● TO BE DONE: Copy out, exactly as written, only the line containing "Enumerate this screenshot's" and the lines after it through the end of the records.

____________________

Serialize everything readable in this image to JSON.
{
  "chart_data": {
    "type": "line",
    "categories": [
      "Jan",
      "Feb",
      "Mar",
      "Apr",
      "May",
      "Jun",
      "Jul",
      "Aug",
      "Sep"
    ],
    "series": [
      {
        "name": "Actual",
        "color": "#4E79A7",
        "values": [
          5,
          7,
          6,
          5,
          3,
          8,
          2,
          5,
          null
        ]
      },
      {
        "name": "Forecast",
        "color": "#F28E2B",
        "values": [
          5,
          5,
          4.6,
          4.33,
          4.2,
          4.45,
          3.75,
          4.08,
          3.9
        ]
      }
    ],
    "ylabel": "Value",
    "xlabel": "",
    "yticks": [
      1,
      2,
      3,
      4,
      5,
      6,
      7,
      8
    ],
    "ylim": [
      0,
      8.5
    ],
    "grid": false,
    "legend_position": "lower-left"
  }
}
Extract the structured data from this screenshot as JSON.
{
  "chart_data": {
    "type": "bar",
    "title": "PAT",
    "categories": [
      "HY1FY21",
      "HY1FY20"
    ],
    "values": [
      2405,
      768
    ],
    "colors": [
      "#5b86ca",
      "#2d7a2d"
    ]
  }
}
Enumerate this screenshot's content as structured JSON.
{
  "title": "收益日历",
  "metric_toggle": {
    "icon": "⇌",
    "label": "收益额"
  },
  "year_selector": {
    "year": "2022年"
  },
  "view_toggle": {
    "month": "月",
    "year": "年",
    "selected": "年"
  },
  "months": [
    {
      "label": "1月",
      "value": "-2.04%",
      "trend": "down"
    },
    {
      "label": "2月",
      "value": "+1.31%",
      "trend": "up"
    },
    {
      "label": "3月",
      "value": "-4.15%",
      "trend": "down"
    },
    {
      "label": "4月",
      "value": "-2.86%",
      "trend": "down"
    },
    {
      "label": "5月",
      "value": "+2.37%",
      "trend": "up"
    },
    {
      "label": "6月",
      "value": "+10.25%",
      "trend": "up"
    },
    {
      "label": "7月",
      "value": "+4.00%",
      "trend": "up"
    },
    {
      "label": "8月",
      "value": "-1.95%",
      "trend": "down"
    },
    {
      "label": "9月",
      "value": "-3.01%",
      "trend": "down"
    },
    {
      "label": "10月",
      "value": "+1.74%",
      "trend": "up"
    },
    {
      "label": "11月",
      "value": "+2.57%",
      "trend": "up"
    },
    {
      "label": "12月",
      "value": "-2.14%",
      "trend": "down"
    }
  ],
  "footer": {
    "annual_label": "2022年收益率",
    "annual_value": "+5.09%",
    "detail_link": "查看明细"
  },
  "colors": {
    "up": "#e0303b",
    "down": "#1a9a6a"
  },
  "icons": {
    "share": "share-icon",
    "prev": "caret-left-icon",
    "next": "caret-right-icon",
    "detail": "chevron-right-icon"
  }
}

____________________

● WORKED ANSWER:
Enumerate this screenshot's content as structured JSON.
{
  "title": "收益日历",
  "metric_toggle": {
    "icon": "⇌",
    "label": "收益额"
  },
  "year_selector": {
    "year": "2022年"
  },
  "view_toggle": {
    "month": "月",
    "year": "年",
    "selected": "年"
  },
  "months": [
    {
      "label": "1月",
      "value": "-2.04%",
      "trend": "down"
    },
    {
      "label": "2月",
      "value": "+1.31%",
      "trend": "up"
    },
    {
      "label": "3月",
      "value": "-4.15%",
      "trend": "down"
    },
    {
      "label": "4月",
      "value": "-2.86%",
      "trend": "down"
    },
    {
      "label": "5月",
      "value": "+2.37%",
      "trend": "up"
    },
    {
      "label": "6月",
      "value": "+10.25%",
      "trend": "up"
    },
    {
      "label": "7月",
      "value": "+4.00%",
      "trend": "up"
    },
    {
      "label": "8月",
      "value": "-1.95%",
      "trend": "down"
    },
    {
      "label": "9月",
      "value": "-3.01%",
      "trend": "down"
    },
    {
      "label": "10月",
      "value": "+1.74%",
      "trend": "up"
    },
    {
      "label": "11月",
      "value": "+2.57%",
      "trend": "up"
    },
    {
      "label": "12月",
      "value": "-2.14%",
      "trend": "down"
    }
  ],
  "footer": {
    "annual_label": "2022年收益率",
    "annual_value": "+5.09%",
    "detail_link": "查看明细"
  },
  "colors": {
    "up": "#e0303b",
    "down": "#1a9a6a"
  },
  "icons": {
    "share": "share-icon",
    "prev": "caret-left-icon",
    "next": "caret-right-icon",
    "detail": "chevron-right-icon"
  }
}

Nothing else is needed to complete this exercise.